=== Source records ===
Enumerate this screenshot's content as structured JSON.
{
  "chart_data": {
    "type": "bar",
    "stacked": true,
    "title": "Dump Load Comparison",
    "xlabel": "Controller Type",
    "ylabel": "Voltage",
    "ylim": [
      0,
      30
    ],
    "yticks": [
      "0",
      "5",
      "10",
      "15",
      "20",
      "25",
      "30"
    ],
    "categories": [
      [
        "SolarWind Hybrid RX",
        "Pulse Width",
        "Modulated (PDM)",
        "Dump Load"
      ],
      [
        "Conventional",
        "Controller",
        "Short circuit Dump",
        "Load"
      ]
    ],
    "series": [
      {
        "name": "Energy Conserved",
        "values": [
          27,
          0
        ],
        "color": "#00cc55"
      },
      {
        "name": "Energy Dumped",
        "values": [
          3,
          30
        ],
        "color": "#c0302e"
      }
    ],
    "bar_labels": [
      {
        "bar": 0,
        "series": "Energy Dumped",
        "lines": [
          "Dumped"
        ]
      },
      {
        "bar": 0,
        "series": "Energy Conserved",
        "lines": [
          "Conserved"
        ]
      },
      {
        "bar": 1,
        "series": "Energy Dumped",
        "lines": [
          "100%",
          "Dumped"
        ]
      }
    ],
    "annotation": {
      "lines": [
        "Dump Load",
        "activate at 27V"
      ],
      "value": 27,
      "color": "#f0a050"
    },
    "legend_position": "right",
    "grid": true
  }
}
===
=== Source records ===
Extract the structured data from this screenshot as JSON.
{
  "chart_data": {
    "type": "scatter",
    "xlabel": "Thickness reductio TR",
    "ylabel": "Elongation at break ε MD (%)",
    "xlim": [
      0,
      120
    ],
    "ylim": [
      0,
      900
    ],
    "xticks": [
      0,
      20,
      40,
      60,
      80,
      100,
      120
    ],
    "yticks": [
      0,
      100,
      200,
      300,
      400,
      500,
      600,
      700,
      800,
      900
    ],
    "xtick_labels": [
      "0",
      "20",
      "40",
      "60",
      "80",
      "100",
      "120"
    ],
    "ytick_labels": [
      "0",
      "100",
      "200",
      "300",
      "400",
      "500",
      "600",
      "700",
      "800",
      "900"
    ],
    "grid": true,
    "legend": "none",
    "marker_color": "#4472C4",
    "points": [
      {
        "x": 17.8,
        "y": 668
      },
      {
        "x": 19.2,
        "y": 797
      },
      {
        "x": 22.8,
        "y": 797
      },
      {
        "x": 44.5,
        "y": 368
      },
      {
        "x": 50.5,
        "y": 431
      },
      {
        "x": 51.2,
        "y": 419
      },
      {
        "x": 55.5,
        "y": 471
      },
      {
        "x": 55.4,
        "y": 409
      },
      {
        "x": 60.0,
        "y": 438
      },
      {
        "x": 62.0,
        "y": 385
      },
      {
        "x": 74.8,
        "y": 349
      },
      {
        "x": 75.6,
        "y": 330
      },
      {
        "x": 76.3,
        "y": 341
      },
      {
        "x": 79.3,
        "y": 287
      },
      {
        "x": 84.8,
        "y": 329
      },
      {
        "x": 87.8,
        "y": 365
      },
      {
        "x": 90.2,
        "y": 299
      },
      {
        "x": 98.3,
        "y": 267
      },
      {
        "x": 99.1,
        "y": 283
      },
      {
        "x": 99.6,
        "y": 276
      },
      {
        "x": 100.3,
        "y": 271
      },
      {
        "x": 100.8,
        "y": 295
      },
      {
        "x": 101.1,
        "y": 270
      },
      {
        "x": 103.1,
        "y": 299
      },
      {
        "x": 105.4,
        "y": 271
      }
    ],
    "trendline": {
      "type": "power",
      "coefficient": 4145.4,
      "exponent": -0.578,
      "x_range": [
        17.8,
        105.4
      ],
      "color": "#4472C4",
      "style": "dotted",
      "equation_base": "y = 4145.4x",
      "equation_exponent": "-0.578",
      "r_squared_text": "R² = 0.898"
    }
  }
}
===
=== Source records ===
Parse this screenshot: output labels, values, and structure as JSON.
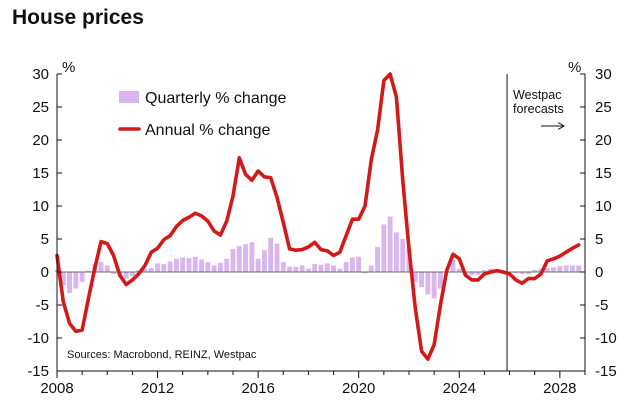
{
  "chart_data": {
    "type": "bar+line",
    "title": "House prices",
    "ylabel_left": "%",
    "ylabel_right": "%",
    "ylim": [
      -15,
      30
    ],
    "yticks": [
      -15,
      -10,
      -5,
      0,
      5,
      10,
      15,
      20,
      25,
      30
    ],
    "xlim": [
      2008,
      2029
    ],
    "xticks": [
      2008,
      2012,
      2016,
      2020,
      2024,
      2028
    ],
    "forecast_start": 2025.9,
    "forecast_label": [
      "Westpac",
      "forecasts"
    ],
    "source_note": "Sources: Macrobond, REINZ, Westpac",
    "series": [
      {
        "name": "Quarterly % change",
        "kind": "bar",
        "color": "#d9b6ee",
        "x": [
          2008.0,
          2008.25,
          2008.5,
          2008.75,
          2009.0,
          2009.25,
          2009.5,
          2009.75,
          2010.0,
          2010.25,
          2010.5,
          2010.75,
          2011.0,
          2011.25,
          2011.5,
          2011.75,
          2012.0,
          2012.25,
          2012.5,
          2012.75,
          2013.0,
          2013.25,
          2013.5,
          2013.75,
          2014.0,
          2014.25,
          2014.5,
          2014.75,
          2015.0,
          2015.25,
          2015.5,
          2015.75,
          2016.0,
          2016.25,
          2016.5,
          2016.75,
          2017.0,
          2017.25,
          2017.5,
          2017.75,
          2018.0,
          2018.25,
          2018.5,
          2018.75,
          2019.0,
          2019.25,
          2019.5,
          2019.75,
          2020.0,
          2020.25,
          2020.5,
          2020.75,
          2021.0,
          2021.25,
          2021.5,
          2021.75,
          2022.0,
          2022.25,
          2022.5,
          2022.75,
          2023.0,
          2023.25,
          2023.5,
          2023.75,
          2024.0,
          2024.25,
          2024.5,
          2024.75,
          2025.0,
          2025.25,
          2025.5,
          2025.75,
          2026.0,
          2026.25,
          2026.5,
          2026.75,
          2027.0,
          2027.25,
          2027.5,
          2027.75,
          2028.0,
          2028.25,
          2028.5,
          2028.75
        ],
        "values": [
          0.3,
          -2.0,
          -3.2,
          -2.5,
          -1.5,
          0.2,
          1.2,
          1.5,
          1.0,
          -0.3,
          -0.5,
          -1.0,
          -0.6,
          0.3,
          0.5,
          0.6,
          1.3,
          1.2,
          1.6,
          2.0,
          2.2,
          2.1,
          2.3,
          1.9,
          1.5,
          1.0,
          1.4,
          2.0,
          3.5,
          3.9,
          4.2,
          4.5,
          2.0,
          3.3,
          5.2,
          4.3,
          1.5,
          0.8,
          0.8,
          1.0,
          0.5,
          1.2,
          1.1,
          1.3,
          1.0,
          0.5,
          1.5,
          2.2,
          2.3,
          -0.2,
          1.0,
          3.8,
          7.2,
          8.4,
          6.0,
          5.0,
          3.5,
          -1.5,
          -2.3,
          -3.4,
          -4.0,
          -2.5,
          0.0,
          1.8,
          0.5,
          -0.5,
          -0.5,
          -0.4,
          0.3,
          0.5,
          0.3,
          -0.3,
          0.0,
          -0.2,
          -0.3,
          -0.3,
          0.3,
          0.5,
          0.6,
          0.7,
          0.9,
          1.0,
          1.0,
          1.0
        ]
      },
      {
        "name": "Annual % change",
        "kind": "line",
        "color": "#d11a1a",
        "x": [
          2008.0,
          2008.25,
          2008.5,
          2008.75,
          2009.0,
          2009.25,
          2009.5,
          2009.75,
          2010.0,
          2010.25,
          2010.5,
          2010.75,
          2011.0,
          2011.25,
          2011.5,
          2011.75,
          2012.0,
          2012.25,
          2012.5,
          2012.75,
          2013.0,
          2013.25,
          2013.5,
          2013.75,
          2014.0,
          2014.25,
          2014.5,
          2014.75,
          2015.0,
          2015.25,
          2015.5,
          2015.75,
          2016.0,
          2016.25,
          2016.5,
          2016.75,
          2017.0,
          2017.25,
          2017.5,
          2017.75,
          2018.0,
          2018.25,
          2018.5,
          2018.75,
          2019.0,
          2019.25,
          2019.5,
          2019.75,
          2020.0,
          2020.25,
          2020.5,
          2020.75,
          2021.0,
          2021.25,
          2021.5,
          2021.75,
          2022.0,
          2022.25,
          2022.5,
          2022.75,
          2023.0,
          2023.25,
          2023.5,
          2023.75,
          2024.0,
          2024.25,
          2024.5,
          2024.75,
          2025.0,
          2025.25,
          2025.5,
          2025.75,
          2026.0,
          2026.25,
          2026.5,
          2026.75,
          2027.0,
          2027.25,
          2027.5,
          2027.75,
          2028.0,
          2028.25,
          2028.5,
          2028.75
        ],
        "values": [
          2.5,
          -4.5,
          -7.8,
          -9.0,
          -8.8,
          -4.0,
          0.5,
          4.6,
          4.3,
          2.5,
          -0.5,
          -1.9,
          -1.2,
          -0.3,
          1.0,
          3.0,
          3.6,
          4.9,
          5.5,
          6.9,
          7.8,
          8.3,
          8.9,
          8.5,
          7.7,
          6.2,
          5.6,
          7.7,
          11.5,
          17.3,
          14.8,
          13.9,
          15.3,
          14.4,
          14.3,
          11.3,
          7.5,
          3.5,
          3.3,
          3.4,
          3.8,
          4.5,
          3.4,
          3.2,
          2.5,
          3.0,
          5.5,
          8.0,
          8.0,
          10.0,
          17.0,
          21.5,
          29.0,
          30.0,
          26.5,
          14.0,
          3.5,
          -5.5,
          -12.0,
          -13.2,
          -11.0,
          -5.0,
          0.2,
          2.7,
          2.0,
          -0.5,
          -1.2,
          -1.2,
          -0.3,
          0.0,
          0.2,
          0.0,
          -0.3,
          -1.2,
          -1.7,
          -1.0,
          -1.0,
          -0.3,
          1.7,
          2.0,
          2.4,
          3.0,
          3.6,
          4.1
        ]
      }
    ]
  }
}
===
Filter lines by "Load" and return each hit.

* Finished answer:
    "title": "Dump Load Comparison",
        "Dump Load"
        "Load"
        "Dump Load",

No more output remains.